▶ [Required work] Return each line of the listing that contains the string "Blade".
----------------
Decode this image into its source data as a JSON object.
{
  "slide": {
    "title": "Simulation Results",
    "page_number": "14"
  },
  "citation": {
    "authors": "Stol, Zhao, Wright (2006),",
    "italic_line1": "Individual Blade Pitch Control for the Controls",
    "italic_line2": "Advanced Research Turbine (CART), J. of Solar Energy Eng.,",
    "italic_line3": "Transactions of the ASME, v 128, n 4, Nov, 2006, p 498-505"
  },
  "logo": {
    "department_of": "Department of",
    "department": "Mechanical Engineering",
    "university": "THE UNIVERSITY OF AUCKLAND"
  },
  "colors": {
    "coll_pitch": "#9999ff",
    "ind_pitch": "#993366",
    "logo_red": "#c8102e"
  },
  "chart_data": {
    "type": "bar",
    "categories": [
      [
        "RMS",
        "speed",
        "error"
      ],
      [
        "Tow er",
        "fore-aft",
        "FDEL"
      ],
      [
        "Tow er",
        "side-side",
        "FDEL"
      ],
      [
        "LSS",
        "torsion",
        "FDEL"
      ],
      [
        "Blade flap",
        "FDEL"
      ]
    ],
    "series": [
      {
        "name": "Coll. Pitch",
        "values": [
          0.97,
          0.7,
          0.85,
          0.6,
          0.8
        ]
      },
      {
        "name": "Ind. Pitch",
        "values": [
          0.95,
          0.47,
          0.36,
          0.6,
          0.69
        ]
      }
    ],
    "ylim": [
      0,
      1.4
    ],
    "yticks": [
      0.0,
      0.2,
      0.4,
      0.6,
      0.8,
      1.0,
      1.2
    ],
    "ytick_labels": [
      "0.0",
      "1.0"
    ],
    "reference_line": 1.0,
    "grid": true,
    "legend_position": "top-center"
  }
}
----------------
▶ [Correct output]
    "italic_line1": "Individual Blade Pitch Control for the Controls",
        "Blade flap",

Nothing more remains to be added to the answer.